Challenge A → Repeat the article about the robbery at Yuria Satomi's condominium word for word.

***** Selected excerpt *****

At around 10:30 on Monday morning, someone rang the doorbell of Japanese adult video actress Yuria Satomi at her high-rise condominium across the street from Tokyo’s Naka-Meguro Station.

▼ Yuria Satomi (left)

The man, dressed in a deliveryman’s outfit, said he had a delivery for her. As she opened the door to take a closer look at the package, though, another man, dressed in normal street clothes, came rushing towards the entrance to her home.

Satomi shouted and tried to push the door closed, but the two men pounded on it from the outside, forcing it open once again and making their way into the condominium. “I’ve stabbed people,” one of them threateningly boasted before commanding “Give us your money.”

The men then stole approximately six million yen (roughly US$57,000) in cash that Satomi had inside of a safe in her walk-in closet and in envelopes in her condo. The home invasion lasted roughly 20 minutes, but and she was thankfully unharmed.

Once the thieves were gone, Satomi contacted the police and reported the shocking crime that had taken place in one of downtown Tokyo’s swankier neighborhoods. Thankfully, the path to justice proved to be incredibly short. Security camera footage showed the two men getting into their getaway car, where an accomplice had been waiting, and driving off. A little over four hours later, the car was spotted in Kanagawa Prefecture, which borders Tokyo to the south and all three men were apprehended.

▼ Satomi, speaking about the incident, seems remarkably calm for someone who just went through such a frightening ordeal.

In addition to the nature of the crime, the ages of the three criminals, who have admitted to the accusations, are startling, with the two who broke into Satomi’s condominium being 19 and 17-years-old, and the getaway driver also a teen, at 19.

At the time of their apprehension, they had roughly four million yen of the stolen money in their car. Police are still investigating what happened to the remaining two million, and believe that the three teens may have been working off of prior knowledge that the condominium belonged to Satomi or that a large amount of cash was contained within, and are investigating how they could have obtained that knowledge.

***** Entries supplied *****

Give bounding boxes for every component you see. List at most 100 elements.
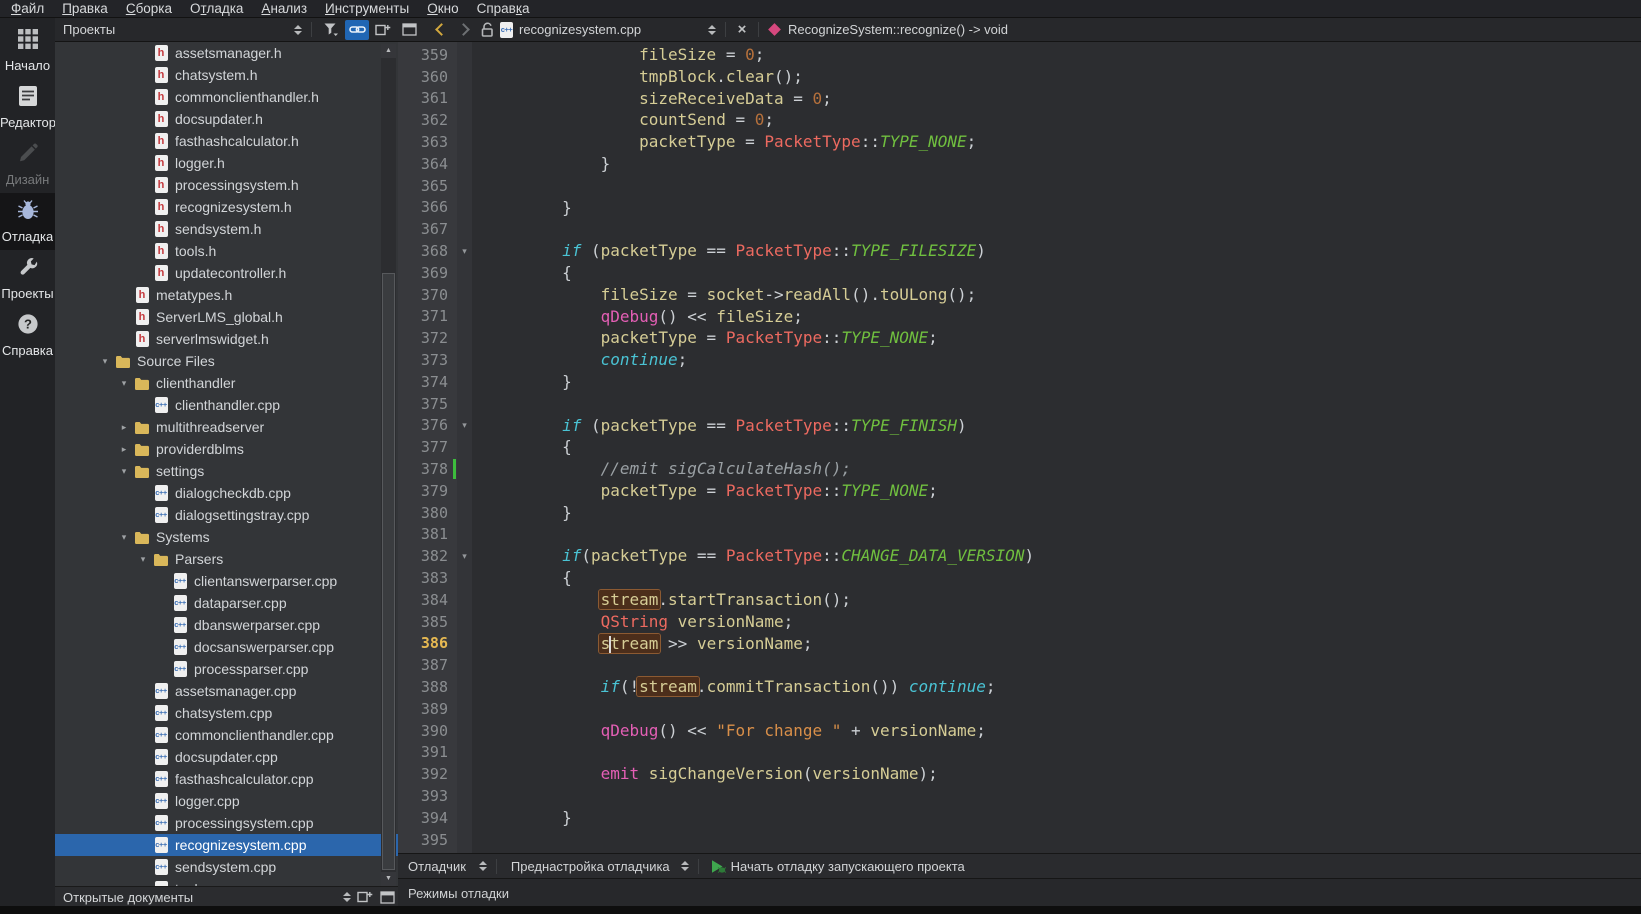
- code-line-376[interactable]: 376▾ if (packetType == PacketType::TYPE_…: [398, 415, 1641, 437]
- mode-item-начало[interactable]: Начало: [0, 22, 55, 79]
- current-symbol[interactable]: RecognizeSystem::recognize() -> void: [788, 22, 1008, 37]
- code-line-359[interactable]: 359 fileSize = 0;: [398, 44, 1641, 66]
- tree-item-assetsmanager.h[interactable]: hassetsmanager.h: [55, 42, 398, 64]
- tree-scrollbar[interactable]: ▲ ▼: [381, 44, 396, 886]
- open-file-tab[interactable]: recognizesystem.cpp: [519, 22, 705, 37]
- code-line-387[interactable]: 387: [398, 654, 1641, 676]
- start-debug-icon[interactable]: [706, 856, 730, 876]
- tree-item-updatecontroller.h[interactable]: hupdatecontroller.h: [55, 262, 398, 284]
- close-pane-icon[interactable]: [397, 20, 421, 40]
- go-forward-button[interactable]: [452, 20, 474, 40]
- code-line-384[interactable]: 384 stream.startTransaction();: [398, 589, 1641, 611]
- menu-item-отладка[interactable]: Отладка: [181, 1, 252, 16]
- menu-item-правка[interactable]: Правка: [53, 1, 117, 16]
- tree-item-chatsystem.cpp[interactable]: c++chatsystem.cpp: [55, 702, 398, 724]
- code-line-371[interactable]: 371 qDebug() << fileSize;: [398, 306, 1641, 328]
- tree-item-Parsers[interactable]: ▾Parsers: [55, 548, 398, 570]
- menu-item-анализ[interactable]: Анализ: [252, 1, 316, 16]
- scroll-up-icon[interactable]: ▲: [381, 44, 396, 58]
- link-with-editor-icon[interactable]: [345, 20, 369, 40]
- tree-item-metatypes.h[interactable]: hmetatypes.h: [55, 284, 398, 306]
- start-debug-label[interactable]: Начать отладку запускающего проекта: [731, 859, 965, 874]
- code-line-370[interactable]: 370 fileSize = socket->readAll().toULong…: [398, 284, 1641, 306]
- menu-item-файл[interactable]: Файл: [2, 1, 53, 16]
- code-line-374[interactable]: 374 }: [398, 371, 1641, 393]
- mode-item-отладка[interactable]: Отладка: [0, 193, 55, 250]
- tree-item-Systems[interactable]: ▾Systems: [55, 526, 398, 548]
- tree-item-assetsmanager.cpp[interactable]: c++assetsmanager.cpp: [55, 680, 398, 702]
- tree-item-fasthashcalculator.h[interactable]: hfasthashcalculator.h: [55, 130, 398, 152]
- code-line-367[interactable]: 367: [398, 218, 1641, 240]
- code-line-361[interactable]: 361 sizeReceiveData = 0;: [398, 88, 1641, 110]
- pane-dropdown-icon[interactable]: [340, 892, 354, 902]
- code-line-390[interactable]: 390 qDebug() << "For change " + versionN…: [398, 720, 1641, 742]
- code-line-388[interactable]: 388 if(!stream.commitTransaction()) cont…: [398, 676, 1641, 698]
- fold-marker-icon[interactable]: ▾: [457, 551, 472, 562]
- code-line-378[interactable]: 378 //emit sigCalculateHash();: [398, 458, 1641, 480]
- filter-icon[interactable]: [319, 20, 343, 40]
- code-line-379[interactable]: 379 packetType = PacketType::TYPE_NONE;: [398, 480, 1641, 502]
- menu-item-инструменты[interactable]: Инструменты: [316, 1, 418, 16]
- code-line-381[interactable]: 381: [398, 524, 1641, 546]
- mode-item-проекты[interactable]: Проекты: [0, 250, 55, 307]
- mode-item-редактор[interactable]: Редактор: [0, 79, 55, 136]
- code-line-385[interactable]: 385 QString versionName;: [398, 611, 1641, 633]
- tree-item-logger.cpp[interactable]: c++logger.cpp: [55, 790, 398, 812]
- code-line-365[interactable]: 365: [398, 175, 1641, 197]
- fold-marker-icon[interactable]: ▾: [457, 246, 472, 257]
- tree-item-tools.cpp[interactable]: c++tools.cpp: [55, 878, 398, 886]
- code-line-394[interactable]: 394 }: [398, 807, 1641, 829]
- tree-item-processingsystem.cpp[interactable]: c++processingsystem.cpp: [55, 812, 398, 834]
- expander-open-icon[interactable]: ▾: [116, 532, 132, 543]
- tree-item-processparser.cpp[interactable]: c++processparser.cpp: [55, 658, 398, 680]
- fold-marker-icon[interactable]: ▾: [457, 420, 472, 431]
- menu-item-сборка[interactable]: Сборка: [117, 1, 181, 16]
- expander-closed-icon[interactable]: ▸: [116, 444, 132, 455]
- code-line-368[interactable]: 368▾ if (packetType == PacketType::TYPE_…: [398, 240, 1641, 262]
- code-line-377[interactable]: 377 {: [398, 436, 1641, 458]
- tree-item-settings[interactable]: ▾settings: [55, 460, 398, 482]
- code-line-375[interactable]: 375: [398, 393, 1641, 415]
- code-line-369[interactable]: 369 {: [398, 262, 1641, 284]
- tree-item-commonclienthandler.h[interactable]: hcommonclienthandler.h: [55, 86, 398, 108]
- split-pane-icon[interactable]: [355, 887, 375, 907]
- code-line-393[interactable]: 393: [398, 785, 1641, 807]
- code-line-383[interactable]: 383 {: [398, 567, 1641, 589]
- tree-item-ServerLMS_global.h[interactable]: hServerLMS_global.h: [55, 306, 398, 328]
- code-line-395[interactable]: 395: [398, 829, 1641, 851]
- tree-item-sendsystem.cpp[interactable]: c++sendsystem.cpp: [55, 856, 398, 878]
- tree-item-processingsystem.h[interactable]: hprocessingsystem.h: [55, 174, 398, 196]
- debugger-preset-combobox[interactable]: Преднастройка отладчика: [511, 859, 670, 874]
- tree-item-docsupdater.cpp[interactable]: c++docsupdater.cpp: [55, 746, 398, 768]
- tree-item-dialogsettingstray.cpp[interactable]: c++dialogsettingstray.cpp: [55, 504, 398, 526]
- code-line-366[interactable]: 366 }: [398, 197, 1641, 219]
- expander-open-icon[interactable]: ▾: [97, 356, 113, 367]
- open-documents-header[interactable]: Открытые документы: [55, 886, 398, 907]
- code-line-364[interactable]: 364 }: [398, 153, 1641, 175]
- tree-item-tools.h[interactable]: htools.h: [55, 240, 398, 262]
- tree-item-serverlmswidget.h[interactable]: hserverlmswidget.h: [55, 328, 398, 350]
- preset-dropdown-icon[interactable]: [678, 861, 692, 871]
- code-line-389[interactable]: 389: [398, 698, 1641, 720]
- code-line-372[interactable]: 372 packetType = PacketType::TYPE_NONE;: [398, 327, 1641, 349]
- expander-open-icon[interactable]: ▾: [116, 378, 132, 389]
- tree-item-fasthashcalculator.cpp[interactable]: c++fasthashcalculator.cpp: [55, 768, 398, 790]
- code-line-380[interactable]: 380 }: [398, 502, 1641, 524]
- code-line-382[interactable]: 382▾ if(packetType == PacketType::CHANGE…: [398, 545, 1641, 567]
- scrollbar-thumb[interactable]: [382, 273, 395, 870]
- go-back-button[interactable]: [430, 20, 452, 40]
- tree-item-clienthandler.cpp[interactable]: c++clienthandler.cpp: [55, 394, 398, 416]
- debugger-combobox[interactable]: Отладчик: [408, 859, 466, 874]
- tree-item-recognizesystem.h[interactable]: hrecognizesystem.h: [55, 196, 398, 218]
- expander-open-icon[interactable]: ▾: [135, 554, 151, 565]
- tree-item-commonclienthandler.cpp[interactable]: c++commonclienthandler.cpp: [55, 724, 398, 746]
- tree-item-multithreadserver[interactable]: ▸multithreadserver: [55, 416, 398, 438]
- tree-item-clienthandler[interactable]: ▾clienthandler: [55, 372, 398, 394]
- code-editor[interactable]: 359 fileSize = 0;360 tmpBlock.clear();36…: [398, 42, 1641, 853]
- tree-item-dbanswerparser.cpp[interactable]: c++dbanswerparser.cpp: [55, 614, 398, 636]
- tree-item-sendsystem.h[interactable]: hsendsystem.h: [55, 218, 398, 240]
- tree-item-dataparser.cpp[interactable]: c++dataparser.cpp: [55, 592, 398, 614]
- mode-item-дизайн[interactable]: Дизайн: [0, 136, 55, 193]
- code-line-362[interactable]: 362 countSend = 0;: [398, 109, 1641, 131]
- tree-item-docsanswerparser.cpp[interactable]: c++docsanswerparser.cpp: [55, 636, 398, 658]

*****

Challenge B → Edit the part of the entries that opens with the line containing "- code-line-376[interactable]: 376▾" and closes with the line containing "- code-line-359[interactable]: 359", putting "clickable" wherever "interactable" stands and leaving all else unchanged. Give back only those lines.

Full response A →
At around 10:30 on Monday morning, someone rang the doorbell of Japanese adult video actress Yuria Satomi at her high-rise condominium across the street from Tokyo’s Naka-Meguro Station.

▼ Yuria Satomi (left)

The man, dressed in a deliveryman’s outfit, said he had a delivery for her. As she opened the door to take a closer look at the package, though, another man, dressed in normal street clothes, came rushing towards the entrance to her home.

Satomi shouted and tried to push the door closed, but the two men pounded on it from the outside, forcing it open once again and making their way into the condominium. “I’ve stabbed people,” one of them threateningly boasted before commanding “Give us your money.”

The men then stole approximately six million yen (roughly US$57,000) in cash that Satomi had inside of a safe in her walk-in closet and in envelopes in her condo. The home invasion lasted roughly 20 minutes, but and she was thankfully unharmed.

Once the thieves were gone, Satomi contacted the police and reported the shocking crime that had taken place in one of downtown Tokyo’s swankier neighborhoods. Thankfully, the path to justice proved to be incredibly short. Security camera footage showed the two men getting into their getaway car, where an accomplice had been waiting, and driving off. A little over four hours later, the car was spotted in Kanagawa Prefecture, which borders Tokyo to the south and all three men were apprehended.

▼ Satomi, speaking about the incident, seems remarkably calm for someone who just went through such a frightening ordeal.

In addition to the nature of the crime, the ages of the three criminals, who have admitted to the accusations, are startling, with the two who broke into Satomi’s condominium being 19 and 17-years-old, and the getaway driver also a teen, at 19.

At the time of their apprehension, they had roughly four million yen of the stolen money in their car. Police are still investigating what happened to the remaining two million, and believe that the three teens may have been working off of prior knowledge that the condominium belonged to Satomi or that a large amount of cash was contained within, and are investigating how they could have obtained that knowledge.

Full response B →
- code-line-376[clickable]: 376▾ if (packetType == PacketType::TYPE_…: [398, 415, 1641, 437]
- mode-item-начало[clickable]: Начало: [0, 22, 55, 79]
- current-symbol[clickable]: RecognizeSystem::recognize() -> void: [788, 22, 1008, 37]
- code-line-359[clickable]: 359 fileSize = 0;: [398, 44, 1641, 66]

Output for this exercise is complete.